● **DO THIS**:
Print every line of the listing exactly, please.

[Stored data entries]
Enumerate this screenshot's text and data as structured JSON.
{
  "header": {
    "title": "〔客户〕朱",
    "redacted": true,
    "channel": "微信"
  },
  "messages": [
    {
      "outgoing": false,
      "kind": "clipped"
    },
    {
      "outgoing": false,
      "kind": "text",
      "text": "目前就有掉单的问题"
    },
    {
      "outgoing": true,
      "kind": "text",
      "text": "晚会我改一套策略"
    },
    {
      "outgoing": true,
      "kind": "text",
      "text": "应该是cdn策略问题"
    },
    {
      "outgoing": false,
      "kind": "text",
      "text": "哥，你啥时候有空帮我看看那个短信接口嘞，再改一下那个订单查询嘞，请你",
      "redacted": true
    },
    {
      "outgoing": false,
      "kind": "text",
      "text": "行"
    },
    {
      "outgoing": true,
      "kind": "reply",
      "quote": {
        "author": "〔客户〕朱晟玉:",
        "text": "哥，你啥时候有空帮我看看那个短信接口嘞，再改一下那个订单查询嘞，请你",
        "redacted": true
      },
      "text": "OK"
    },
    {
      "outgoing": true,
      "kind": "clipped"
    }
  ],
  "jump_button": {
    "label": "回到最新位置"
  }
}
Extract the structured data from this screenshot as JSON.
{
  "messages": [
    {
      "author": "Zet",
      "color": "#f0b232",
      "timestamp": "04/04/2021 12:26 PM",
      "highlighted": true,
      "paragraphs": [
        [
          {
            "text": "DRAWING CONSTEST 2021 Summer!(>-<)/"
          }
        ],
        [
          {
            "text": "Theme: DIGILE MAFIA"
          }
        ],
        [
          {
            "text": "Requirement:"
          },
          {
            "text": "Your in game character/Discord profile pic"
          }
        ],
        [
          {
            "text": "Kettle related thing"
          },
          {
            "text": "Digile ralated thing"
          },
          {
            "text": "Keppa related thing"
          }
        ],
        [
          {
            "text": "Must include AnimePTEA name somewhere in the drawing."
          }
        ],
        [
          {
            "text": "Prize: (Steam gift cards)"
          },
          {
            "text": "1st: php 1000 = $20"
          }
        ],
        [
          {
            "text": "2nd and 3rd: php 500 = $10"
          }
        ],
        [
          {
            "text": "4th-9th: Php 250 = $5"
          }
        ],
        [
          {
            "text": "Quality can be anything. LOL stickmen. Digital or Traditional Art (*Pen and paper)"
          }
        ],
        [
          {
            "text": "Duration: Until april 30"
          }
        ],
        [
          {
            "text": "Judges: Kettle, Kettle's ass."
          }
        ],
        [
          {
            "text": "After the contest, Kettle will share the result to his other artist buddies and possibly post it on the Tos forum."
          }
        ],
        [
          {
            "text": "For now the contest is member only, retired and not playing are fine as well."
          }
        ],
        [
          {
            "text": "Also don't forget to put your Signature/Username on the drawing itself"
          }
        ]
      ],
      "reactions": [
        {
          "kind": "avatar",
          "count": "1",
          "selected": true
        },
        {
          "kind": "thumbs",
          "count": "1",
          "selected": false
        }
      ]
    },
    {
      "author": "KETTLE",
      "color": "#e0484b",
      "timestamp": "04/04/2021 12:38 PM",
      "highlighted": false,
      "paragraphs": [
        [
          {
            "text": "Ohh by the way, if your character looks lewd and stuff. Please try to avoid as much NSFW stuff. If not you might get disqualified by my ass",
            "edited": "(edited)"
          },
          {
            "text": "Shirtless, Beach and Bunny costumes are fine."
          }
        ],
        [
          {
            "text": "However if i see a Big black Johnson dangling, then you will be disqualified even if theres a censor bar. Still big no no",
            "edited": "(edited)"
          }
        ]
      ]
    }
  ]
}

● **COMPLETE RESPONSE**:
Enumerate this screenshot's text and data as structured JSON.
{
  "header": {
    "title": "〔客户〕朱",
    "redacted": true,
    "channel": "微信"
  },
  "messages": [
    {
      "outgoing": false,
      "kind": "clipped"
    },
    {
      "outgoing": false,
      "kind": "text",
      "text": "目前就有掉单的问题"
    },
    {
      "outgoing": true,
      "kind": "text",
      "text": "晚会我改一套策略"
    },
    {
      "outgoing": true,
      "kind": "text",
      "text": "应该是cdn策略问题"
    },
    {
      "outgoing": false,
      "kind": "text",
      "text": "哥，你啥时候有空帮我看看那个短信接口嘞，再改一下那个订单查询嘞，请你",
      "redacted": true
    },
    {
      "outgoing": false,
      "kind": "text",
      "text": "行"
    },
    {
      "outgoing": true,
      "kind": "reply",
      "quote": {
        "author": "〔客户〕朱晟玉:",
        "text": "哥，你啥时候有空帮我看看那个短信接口嘞，再改一下那个订单查询嘞，请你",
        "redacted": true
      },
      "text": "OK"
    },
    {
      "outgoing": true,
      "kind": "clipped"
    }
  ],
  "jump_button": {
    "label": "回到最新位置"
  }
}
Extract the structured data from this screenshot as JSON.
{
  "messages": [
    {
      "author": "Zet",
      "color": "#f0b232",
      "timestamp": "04/04/2021 12:26 PM",
      "highlighted": true,
      "paragraphs": [
        [
          {
            "text": "DRAWING CONSTEST 2021 Summer!(>-<)/"
          }
        ],
        [
          {
            "text": "Theme: DIGILE MAFIA"
          }
        ],
        [
          {
            "text": "Requirement:"
          },
          {
            "text": "Your in game character/Discord profile pic"
          }
        ],
        [
          {
            "text": "Kettle related thing"
          },
          {
            "text": "Digile ralated thing"
          },
          {
            "text": "Keppa related thing"
          }
        ],
        [
          {
            "text": "Must include AnimePTEA name somewhere in the drawing."
          }
        ],
        [
          {
            "text": "Prize: (Steam gift cards)"
          },
          {
            "text": "1st: php 1000 = $20"
          }
        ],
        [
          {
            "text": "2nd and 3rd: php 500 = $10"
          }
        ],
        [
          {
            "text": "4th-9th: Php 250 = $5"
          }
        ],
        [
          {
            "text": "Quality can be anything. LOL stickmen. Digital or Traditional Art (*Pen and paper)"
          }
        ],
        [
          {
            "text": "Duration: Until april 30"
          }
        ],
        [
          {
            "text": "Judges: Kettle, Kettle's ass."
          }
        ],
        [
          {
            "text": "After the contest, Kettle will share the result to his other artist buddies and possibly post it on the Tos forum."
          }
        ],
        [
          {
            "text": "For now the contest is member only, retired and not playing are fine as well."
          }
        ],
        [
          {
            "text": "Also don't forget to put your Signature/Username on the drawing itself"
          }
        ]
      ],
      "reactions": [
        {
          "kind": "avatar",
          "count": "1",
          "selected": true
        },
        {
          "kind": "thumbs",
          "count": "1",
          "selected": false
        }
      ]
    },
    {
      "author": "KETTLE",
      "color": "#e0484b",
      "timestamp": "04/04/2021 12:38 PM",
      "highlighted": false,
      "paragraphs": [
        [
          {
            "text": "Ohh by the way, if your character looks lewd and stuff. Please try to avoid as much NSFW stuff. If not you might get disqualified by my ass",
            "edited": "(edited)"
          },
          {
            "text": "Shirtless, Beach and Bunny costumes are fine."
          }
        ],
        [
          {
            "text": "However if i see a Big black Johnson dangling, then you will be disqualified even if theres a censor bar. Still big no no",
            "edited": "(edited)"
          }
        ]
      ]
    }
  ]
}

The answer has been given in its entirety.